> **Problem statement**
Copy every line of the records below that holds the word "become".

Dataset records
<<<<

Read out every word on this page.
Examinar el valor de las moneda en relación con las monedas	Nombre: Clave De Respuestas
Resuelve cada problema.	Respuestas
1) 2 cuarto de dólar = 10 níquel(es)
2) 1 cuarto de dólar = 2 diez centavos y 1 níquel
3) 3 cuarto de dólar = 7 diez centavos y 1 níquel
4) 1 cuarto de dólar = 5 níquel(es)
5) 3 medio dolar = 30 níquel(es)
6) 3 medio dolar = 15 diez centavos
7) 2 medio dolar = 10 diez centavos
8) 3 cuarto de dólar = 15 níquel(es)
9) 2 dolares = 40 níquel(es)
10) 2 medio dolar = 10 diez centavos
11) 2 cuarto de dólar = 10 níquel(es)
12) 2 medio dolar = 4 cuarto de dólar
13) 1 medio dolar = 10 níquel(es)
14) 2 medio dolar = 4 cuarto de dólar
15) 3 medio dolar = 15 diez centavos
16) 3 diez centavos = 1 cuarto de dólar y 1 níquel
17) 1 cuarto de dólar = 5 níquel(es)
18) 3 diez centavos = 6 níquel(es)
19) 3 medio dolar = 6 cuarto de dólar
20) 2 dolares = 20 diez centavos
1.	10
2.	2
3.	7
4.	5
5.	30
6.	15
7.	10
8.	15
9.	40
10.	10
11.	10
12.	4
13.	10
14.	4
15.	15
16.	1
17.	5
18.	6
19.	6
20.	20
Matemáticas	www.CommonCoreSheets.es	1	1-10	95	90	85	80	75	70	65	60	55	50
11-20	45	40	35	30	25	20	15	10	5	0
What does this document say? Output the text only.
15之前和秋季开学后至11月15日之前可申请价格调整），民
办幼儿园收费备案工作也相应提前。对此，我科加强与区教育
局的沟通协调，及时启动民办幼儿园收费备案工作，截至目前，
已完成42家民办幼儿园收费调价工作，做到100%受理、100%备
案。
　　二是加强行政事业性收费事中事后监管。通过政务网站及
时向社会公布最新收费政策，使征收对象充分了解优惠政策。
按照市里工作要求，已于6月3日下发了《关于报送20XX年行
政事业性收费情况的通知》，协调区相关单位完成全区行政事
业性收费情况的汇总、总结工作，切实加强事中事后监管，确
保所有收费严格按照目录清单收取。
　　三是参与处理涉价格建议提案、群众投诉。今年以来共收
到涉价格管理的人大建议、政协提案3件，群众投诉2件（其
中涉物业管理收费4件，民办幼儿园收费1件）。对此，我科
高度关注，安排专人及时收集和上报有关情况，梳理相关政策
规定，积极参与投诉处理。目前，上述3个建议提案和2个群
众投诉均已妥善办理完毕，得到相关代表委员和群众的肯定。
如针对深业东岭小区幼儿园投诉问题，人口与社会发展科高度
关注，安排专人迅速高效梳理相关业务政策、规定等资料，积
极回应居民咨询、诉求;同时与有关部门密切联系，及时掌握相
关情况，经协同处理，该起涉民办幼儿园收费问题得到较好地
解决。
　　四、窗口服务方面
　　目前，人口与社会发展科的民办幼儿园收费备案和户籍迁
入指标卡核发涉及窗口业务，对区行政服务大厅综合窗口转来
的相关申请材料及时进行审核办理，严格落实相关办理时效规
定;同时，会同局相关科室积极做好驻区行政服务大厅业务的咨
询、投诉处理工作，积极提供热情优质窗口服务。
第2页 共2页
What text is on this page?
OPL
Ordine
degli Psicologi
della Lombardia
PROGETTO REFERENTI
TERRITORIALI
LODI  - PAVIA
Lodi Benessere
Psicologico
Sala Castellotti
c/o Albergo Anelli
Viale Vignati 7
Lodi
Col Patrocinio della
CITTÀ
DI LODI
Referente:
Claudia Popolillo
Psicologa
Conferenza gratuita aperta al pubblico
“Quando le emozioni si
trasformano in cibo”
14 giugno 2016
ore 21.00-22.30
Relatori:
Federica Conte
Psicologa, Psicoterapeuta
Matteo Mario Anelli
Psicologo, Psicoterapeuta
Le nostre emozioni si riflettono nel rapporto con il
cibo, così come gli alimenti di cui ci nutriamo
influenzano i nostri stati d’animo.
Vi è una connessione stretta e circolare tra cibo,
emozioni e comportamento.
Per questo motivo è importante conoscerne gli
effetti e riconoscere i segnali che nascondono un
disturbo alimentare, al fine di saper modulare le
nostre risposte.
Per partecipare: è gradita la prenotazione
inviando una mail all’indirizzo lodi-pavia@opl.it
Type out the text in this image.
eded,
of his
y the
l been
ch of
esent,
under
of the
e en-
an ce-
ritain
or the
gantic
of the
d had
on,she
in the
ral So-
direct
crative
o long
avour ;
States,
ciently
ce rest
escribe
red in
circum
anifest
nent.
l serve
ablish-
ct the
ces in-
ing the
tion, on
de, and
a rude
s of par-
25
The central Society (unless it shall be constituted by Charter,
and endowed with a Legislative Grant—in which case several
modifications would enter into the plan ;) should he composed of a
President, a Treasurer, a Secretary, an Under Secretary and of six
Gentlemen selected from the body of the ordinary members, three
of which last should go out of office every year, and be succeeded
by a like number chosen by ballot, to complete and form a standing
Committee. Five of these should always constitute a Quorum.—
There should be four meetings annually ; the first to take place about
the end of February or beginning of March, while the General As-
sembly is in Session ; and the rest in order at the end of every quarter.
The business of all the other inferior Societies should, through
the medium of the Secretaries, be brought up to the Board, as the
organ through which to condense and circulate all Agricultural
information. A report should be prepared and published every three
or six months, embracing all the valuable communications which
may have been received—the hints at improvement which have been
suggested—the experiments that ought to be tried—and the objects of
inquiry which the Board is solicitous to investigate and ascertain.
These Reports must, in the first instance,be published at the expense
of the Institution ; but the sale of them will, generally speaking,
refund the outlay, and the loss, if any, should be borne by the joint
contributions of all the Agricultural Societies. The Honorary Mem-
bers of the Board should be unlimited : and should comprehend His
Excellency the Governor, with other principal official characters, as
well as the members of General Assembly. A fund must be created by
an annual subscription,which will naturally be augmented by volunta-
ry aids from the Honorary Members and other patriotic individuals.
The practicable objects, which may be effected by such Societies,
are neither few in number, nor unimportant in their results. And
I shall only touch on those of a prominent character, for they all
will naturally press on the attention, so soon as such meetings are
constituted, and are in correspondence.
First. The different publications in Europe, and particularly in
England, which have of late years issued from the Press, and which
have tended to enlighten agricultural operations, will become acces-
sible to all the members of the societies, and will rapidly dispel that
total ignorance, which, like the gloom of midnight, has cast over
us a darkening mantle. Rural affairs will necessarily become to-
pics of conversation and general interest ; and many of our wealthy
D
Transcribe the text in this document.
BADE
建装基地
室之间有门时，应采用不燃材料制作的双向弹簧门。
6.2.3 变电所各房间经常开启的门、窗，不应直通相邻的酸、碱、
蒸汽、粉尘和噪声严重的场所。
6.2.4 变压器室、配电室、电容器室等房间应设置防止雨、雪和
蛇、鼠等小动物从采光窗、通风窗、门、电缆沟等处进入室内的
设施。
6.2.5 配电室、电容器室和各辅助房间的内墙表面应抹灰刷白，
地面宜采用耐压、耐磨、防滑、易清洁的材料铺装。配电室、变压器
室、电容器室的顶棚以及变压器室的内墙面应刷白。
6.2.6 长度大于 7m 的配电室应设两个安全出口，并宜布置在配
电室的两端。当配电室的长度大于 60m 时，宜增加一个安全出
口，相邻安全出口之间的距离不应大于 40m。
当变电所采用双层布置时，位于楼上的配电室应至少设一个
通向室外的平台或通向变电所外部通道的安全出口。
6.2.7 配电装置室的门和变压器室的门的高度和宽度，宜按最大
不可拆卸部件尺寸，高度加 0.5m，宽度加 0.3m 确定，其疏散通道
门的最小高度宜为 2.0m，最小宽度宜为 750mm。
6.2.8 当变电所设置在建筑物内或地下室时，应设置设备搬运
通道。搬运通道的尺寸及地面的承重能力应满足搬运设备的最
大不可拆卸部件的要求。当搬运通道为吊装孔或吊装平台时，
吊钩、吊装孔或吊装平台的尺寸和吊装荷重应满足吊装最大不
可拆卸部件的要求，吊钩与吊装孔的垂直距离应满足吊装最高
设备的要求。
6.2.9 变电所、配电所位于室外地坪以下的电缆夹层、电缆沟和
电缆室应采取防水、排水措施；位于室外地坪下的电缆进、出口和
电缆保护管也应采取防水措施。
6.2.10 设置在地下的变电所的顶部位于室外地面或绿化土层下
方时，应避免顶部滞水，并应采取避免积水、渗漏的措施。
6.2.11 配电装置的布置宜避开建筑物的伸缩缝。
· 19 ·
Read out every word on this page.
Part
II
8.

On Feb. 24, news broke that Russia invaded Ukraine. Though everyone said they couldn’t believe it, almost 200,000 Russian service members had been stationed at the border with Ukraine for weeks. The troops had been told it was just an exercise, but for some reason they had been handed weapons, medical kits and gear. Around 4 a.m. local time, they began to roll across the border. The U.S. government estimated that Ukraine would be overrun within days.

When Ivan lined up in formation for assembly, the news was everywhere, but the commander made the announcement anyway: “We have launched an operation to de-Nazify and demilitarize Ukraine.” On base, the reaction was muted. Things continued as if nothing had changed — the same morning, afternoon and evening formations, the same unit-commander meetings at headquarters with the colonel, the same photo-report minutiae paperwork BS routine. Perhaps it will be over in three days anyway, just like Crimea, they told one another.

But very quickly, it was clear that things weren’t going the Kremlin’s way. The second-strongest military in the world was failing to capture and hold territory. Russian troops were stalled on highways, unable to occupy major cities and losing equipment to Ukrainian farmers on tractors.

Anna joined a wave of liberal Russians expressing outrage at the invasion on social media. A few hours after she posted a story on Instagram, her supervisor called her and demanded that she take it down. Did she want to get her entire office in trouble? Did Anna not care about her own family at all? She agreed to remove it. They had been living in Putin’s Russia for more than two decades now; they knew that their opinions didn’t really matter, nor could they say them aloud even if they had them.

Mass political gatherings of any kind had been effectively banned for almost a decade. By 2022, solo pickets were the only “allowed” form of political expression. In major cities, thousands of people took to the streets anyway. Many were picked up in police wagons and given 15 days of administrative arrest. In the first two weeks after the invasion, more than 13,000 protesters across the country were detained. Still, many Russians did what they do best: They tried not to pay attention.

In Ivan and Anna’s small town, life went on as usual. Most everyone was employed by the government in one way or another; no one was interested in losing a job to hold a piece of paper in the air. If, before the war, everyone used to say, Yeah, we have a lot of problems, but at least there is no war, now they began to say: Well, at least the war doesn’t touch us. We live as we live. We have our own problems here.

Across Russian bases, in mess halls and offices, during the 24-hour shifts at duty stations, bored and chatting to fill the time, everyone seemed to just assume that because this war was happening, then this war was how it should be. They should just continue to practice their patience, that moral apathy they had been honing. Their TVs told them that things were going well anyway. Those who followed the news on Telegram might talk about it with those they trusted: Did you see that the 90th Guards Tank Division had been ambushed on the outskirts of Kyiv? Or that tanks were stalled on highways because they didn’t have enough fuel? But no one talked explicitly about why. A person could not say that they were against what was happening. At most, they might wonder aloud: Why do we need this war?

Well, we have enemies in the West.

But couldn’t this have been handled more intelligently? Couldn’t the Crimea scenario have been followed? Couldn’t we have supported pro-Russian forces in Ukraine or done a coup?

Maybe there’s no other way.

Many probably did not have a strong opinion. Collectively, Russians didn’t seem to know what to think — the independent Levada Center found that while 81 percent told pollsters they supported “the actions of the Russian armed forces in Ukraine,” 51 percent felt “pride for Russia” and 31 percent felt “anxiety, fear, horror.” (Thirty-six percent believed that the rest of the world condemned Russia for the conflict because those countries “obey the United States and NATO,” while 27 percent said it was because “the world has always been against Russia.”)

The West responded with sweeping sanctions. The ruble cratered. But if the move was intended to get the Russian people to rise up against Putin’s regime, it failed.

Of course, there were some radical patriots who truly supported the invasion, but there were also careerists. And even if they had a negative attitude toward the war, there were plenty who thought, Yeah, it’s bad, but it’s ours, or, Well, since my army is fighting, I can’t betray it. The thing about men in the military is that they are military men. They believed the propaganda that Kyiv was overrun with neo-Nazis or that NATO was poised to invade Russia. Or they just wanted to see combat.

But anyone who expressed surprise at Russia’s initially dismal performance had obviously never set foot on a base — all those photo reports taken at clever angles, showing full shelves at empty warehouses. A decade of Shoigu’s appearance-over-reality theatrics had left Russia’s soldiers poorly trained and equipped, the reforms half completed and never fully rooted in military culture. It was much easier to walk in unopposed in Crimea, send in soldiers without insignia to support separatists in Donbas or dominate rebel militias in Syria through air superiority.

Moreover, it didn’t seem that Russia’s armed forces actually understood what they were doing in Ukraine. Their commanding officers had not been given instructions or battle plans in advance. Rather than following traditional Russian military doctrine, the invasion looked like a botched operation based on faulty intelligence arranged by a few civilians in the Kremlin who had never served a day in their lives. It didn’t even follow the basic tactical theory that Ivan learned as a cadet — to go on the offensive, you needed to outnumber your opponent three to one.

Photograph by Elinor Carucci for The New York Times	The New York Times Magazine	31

>>>>

> **Written solution**
have tended to enlighten agricultural operations, will become acces-
us a darkening mantle. Rural affairs will necessarily become to-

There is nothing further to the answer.